■ **GIVEN TASK**
Images appear in the records below; leave them out and repeat everything else exactly.
** BEGIN **
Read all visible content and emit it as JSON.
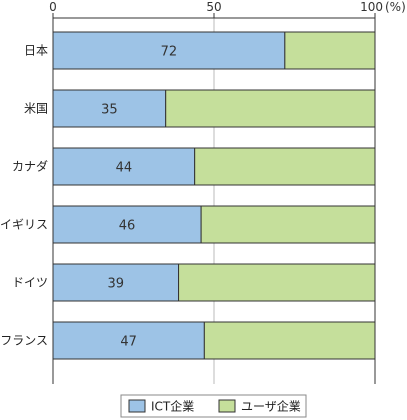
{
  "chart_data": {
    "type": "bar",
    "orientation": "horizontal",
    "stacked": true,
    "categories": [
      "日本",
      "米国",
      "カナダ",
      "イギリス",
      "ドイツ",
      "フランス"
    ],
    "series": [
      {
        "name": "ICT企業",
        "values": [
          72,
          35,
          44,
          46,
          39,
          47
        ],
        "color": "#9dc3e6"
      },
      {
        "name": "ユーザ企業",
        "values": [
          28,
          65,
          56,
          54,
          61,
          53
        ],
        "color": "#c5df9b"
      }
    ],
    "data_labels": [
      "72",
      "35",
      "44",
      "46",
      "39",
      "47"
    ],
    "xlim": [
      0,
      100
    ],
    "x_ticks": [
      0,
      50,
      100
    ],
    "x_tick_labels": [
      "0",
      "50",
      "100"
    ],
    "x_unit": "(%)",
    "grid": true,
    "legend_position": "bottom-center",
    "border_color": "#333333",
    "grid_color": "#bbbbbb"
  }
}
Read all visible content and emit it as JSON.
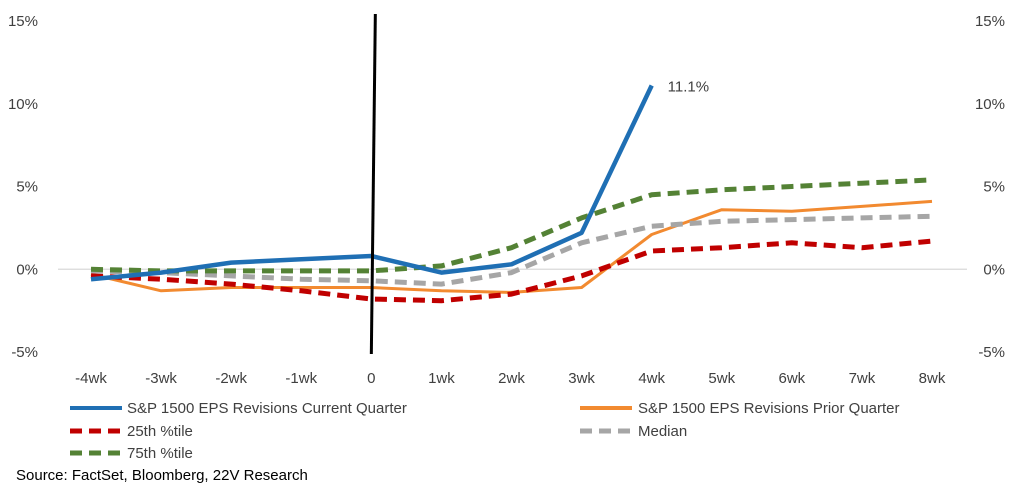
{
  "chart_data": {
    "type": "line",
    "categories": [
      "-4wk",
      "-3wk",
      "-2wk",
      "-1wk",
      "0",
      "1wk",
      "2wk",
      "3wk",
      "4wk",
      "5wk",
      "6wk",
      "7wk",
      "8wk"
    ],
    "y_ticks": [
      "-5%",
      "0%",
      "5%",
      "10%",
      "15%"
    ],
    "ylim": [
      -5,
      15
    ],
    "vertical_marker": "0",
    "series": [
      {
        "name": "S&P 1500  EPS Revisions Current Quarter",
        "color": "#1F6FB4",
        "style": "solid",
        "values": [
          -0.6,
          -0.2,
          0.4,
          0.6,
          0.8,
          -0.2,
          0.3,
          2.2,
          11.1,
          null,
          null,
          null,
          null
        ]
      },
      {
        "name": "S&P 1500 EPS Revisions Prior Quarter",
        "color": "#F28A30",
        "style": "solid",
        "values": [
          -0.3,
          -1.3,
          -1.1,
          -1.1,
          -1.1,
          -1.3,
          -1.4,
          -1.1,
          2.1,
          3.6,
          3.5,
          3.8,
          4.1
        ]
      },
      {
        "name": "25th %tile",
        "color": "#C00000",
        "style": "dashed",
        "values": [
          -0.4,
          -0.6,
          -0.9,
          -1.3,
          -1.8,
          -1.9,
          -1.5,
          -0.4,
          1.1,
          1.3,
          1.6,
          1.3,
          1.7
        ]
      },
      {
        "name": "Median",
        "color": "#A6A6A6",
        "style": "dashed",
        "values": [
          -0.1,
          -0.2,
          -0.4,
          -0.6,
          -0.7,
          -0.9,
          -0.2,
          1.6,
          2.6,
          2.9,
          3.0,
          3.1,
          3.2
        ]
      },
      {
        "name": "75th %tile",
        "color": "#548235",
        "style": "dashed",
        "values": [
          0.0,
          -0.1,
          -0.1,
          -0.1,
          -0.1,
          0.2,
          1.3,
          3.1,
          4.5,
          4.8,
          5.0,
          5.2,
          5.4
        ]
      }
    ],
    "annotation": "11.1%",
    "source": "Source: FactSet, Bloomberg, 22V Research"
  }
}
** END **
■ **THE REPLY**
Read all visible content and emit it as JSON.
{
  "chart_data": {
    "type": "bar",
    "orientation": "horizontal",
    "stacked": true,
    "categories": [
      "日本",
      "米国",
      "カナダ",
      "イギリス",
      "ドイツ",
      "フランス"
    ],
    "series": [
      {
        "name": "ICT企業",
        "values": [
          72,
          35,
          44,
          46,
          39,
          47
        ],
        "color": "#9dc3e6"
      },
      {
        "name": "ユーザ企業",
        "values": [
          28,
          65,
          56,
          54,
          61,
          53
        ],
        "color": "#c5df9b"
      }
    ],
    "data_labels": [
      "72",
      "35",
      "44",
      "46",
      "39",
      "47"
    ],
    "xlim": [
      0,
      100
    ],
    "x_ticks": [
      0,
      50,
      100
    ],
    "x_tick_labels": [
      "0",
      "50",
      "100"
    ],
    "x_unit": "(%)",
    "grid": true,
    "legend_position": "bottom-center",
    "border_color": "#333333",
    "grid_color": "#bbbbbb"
  }
}
Read all visible content and emit it as JSON.
{
  "chart_data": {
    "type": "line",
    "categories": [
      "-4wk",
      "-3wk",
      "-2wk",
      "-1wk",
      "0",
      "1wk",
      "2wk",
      "3wk",
      "4wk",
      "5wk",
      "6wk",
      "7wk",
      "8wk"
    ],
    "y_ticks": [
      "-5%",
      "0%",
      "5%",
      "10%",
      "15%"
    ],
    "ylim": [
      -5,
      15
    ],
    "vertical_marker": "0",
    "series": [
      {
        "name": "S&P 1500  EPS Revisions Current Quarter",
        "color": "#1F6FB4",
        "style": "solid",
        "values": [
          -0.6,
          -0.2,
          0.4,
          0.6,
          0.8,
          -0.2,
          0.3,
          2.2,
          11.1,
          null,
          null,
          null,
          null
        ]
      },
      {
        "name": "S&P 1500 EPS Revisions Prior Quarter",
        "color": "#F28A30",
        "style": "solid",
        "values": [
          -0.3,
          -1.3,
          -1.1,
          -1.1,
          -1.1,
          -1.3,
          -1.4,
          -1.1,
          2.1,
          3.6,
          3.5,
          3.8,
          4.1
        ]
      },
      {
        "name": "25th %tile",
        "color": "#C00000",
        "style": "dashed",
        "values": [
          -0.4,
          -0.6,
          -0.9,
          -1.3,
          -1.8,
          -1.9,
          -1.5,
          -0.4,
          1.1,
          1.3,
          1.6,
          1.3,
          1.7
        ]
      },
      {
        "name": "Median",
        "color": "#A6A6A6",
        "style": "dashed",
        "values": [
          -0.1,
          -0.2,
          -0.4,
          -0.6,
          -0.7,
          -0.9,
          -0.2,
          1.6,
          2.6,
          2.9,
          3.0,
          3.1,
          3.2
        ]
      },
      {
        "name": "75th %tile",
        "color": "#548235",
        "style": "dashed",
        "values": [
          0.0,
          -0.1,
          -0.1,
          -0.1,
          -0.1,
          0.2,
          1.3,
          3.1,
          4.5,
          4.8,
          5.0,
          5.2,
          5.4
        ]
      }
    ],
    "annotation": "11.1%",
    "source": "Source: FactSet, Bloomberg, 22V Research"
  }
}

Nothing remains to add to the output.